Written exercise: Which lines hold the word "data"? Copy each of them from the material.

^^^^

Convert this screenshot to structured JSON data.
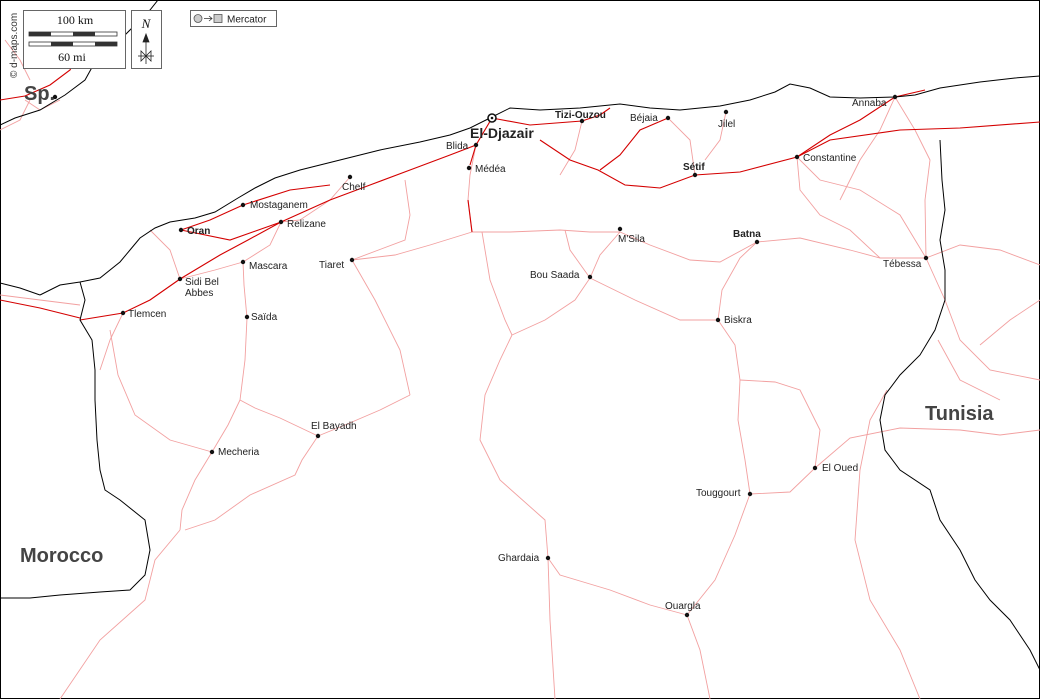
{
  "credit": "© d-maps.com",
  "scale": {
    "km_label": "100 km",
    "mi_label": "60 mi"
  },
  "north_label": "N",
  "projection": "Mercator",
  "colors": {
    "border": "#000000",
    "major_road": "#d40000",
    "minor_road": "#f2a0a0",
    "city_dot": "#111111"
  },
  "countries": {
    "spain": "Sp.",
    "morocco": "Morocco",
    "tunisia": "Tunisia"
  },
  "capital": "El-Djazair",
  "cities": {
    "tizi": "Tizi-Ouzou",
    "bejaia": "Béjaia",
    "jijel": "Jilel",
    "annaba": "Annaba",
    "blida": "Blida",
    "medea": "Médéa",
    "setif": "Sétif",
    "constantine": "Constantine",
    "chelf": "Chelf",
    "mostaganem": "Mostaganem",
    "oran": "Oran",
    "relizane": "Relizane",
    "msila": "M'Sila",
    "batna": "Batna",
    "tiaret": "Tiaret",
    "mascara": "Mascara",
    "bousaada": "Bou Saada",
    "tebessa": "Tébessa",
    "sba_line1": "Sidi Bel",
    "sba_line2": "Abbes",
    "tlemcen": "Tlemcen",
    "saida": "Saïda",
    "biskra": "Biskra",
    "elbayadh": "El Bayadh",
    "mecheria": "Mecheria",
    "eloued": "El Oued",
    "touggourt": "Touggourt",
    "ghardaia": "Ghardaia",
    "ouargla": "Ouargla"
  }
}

^^^^

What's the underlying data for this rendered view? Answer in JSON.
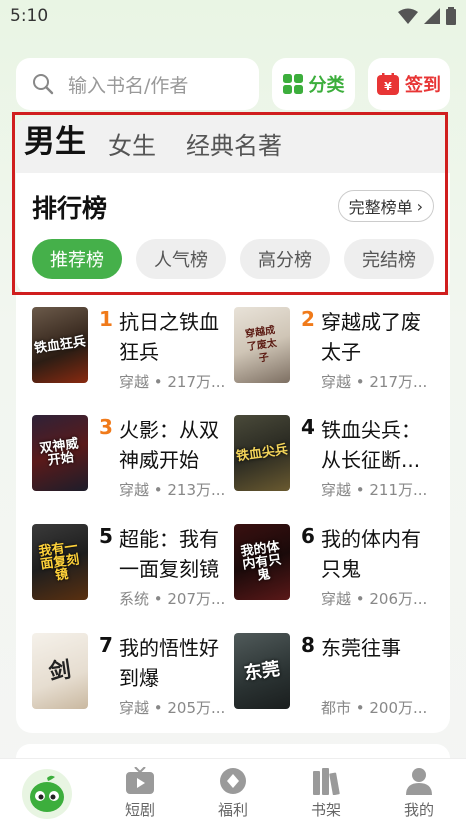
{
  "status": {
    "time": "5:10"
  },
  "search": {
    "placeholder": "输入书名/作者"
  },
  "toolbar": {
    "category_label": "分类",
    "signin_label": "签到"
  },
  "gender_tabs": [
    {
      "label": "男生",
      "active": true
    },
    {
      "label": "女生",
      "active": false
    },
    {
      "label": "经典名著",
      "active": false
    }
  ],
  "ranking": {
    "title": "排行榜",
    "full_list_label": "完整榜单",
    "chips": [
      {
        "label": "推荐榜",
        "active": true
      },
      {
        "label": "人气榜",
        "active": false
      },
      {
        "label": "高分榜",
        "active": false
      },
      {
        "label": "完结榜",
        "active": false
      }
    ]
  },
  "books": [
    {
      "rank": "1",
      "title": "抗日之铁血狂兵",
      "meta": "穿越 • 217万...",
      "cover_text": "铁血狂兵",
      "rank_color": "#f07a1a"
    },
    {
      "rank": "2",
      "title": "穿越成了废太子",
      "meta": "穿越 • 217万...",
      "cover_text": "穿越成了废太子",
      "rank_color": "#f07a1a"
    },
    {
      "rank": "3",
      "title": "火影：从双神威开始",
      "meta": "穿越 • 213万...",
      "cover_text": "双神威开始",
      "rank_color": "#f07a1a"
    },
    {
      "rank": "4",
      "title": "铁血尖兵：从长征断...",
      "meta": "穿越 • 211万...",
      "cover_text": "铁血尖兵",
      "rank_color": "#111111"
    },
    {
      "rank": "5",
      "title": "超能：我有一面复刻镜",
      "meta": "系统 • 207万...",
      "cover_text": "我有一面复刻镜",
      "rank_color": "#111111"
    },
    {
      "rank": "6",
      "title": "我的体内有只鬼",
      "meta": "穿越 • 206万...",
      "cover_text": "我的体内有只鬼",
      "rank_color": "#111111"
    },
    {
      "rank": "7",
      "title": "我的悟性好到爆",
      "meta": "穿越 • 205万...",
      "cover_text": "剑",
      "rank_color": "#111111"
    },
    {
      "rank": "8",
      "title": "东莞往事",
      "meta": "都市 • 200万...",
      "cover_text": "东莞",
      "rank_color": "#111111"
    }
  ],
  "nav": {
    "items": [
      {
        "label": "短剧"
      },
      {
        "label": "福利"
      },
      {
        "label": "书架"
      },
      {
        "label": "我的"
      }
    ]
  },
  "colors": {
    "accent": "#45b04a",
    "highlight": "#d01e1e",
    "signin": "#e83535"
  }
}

^^^^

Answer to this task:
Convert this screenshot to structured JSON data.
What's the underlying data for this rendered view? Answer in JSON.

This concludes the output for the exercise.